>> start Exercise input
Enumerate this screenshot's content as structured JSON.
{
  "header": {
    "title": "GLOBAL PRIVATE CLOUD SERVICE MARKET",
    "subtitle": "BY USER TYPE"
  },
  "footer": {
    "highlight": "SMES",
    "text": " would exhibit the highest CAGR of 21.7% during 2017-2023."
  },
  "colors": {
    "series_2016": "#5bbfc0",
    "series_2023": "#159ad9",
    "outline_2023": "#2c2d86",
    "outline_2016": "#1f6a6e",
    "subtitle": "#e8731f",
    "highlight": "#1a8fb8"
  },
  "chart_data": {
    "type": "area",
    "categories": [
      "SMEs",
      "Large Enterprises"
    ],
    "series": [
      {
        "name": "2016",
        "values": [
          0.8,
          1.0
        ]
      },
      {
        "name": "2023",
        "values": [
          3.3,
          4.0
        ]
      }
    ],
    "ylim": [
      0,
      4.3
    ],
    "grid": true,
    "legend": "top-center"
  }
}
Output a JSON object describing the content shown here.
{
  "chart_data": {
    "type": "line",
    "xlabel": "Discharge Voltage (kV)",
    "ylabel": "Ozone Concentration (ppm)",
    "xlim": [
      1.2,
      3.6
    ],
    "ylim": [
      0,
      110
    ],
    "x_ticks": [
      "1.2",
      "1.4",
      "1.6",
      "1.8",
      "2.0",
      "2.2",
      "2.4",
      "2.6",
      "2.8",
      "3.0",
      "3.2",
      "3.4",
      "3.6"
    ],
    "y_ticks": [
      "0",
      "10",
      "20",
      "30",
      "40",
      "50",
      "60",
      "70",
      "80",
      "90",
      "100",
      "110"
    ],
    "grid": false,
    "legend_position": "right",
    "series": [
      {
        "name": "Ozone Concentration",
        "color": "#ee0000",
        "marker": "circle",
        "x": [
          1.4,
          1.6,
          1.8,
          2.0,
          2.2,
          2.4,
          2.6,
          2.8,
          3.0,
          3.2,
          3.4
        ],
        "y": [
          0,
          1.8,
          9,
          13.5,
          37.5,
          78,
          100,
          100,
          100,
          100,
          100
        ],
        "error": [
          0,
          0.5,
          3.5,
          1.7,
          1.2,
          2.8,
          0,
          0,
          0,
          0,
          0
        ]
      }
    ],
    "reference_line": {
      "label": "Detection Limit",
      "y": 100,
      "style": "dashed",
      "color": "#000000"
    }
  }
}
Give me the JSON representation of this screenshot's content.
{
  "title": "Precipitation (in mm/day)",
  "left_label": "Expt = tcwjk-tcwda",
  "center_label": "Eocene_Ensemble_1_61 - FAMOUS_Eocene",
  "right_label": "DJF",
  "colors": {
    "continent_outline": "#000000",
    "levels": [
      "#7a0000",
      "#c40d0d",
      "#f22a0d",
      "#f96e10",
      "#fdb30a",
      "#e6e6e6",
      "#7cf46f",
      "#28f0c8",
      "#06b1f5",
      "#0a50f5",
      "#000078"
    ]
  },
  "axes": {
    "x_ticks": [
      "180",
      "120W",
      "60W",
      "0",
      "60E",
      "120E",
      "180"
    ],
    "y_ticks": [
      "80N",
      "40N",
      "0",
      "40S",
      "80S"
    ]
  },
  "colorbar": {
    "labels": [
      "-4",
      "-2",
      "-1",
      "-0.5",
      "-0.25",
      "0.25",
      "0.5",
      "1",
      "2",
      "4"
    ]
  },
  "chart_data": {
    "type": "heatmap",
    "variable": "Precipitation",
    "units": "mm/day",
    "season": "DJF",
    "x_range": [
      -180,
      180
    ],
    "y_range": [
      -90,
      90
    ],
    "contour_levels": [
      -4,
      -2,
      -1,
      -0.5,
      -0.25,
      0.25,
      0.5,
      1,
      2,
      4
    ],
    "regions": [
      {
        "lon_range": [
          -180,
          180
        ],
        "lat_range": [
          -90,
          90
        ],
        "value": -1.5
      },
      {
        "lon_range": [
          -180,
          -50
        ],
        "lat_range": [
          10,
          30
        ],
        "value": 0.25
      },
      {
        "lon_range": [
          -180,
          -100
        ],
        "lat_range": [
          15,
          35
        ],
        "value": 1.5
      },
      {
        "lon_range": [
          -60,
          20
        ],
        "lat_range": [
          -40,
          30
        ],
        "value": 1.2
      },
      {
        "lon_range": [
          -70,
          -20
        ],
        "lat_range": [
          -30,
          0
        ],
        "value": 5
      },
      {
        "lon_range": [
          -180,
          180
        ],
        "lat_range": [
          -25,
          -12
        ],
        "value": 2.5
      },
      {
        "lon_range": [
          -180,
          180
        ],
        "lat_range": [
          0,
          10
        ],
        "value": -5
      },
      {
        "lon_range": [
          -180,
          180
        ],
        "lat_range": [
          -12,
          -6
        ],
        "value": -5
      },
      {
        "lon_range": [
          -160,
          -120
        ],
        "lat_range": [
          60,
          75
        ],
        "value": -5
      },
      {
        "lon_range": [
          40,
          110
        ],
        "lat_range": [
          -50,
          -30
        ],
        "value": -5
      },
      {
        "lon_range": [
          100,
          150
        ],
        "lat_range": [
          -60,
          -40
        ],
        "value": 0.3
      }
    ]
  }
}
>> end Exercise input
**Given problem**
Copy out every line from the data above that has "this" in it.

**Answer to the exercise**
Enumerate this screenshot's content as structured JSON.
Give me the JSON representation of this screenshot's content.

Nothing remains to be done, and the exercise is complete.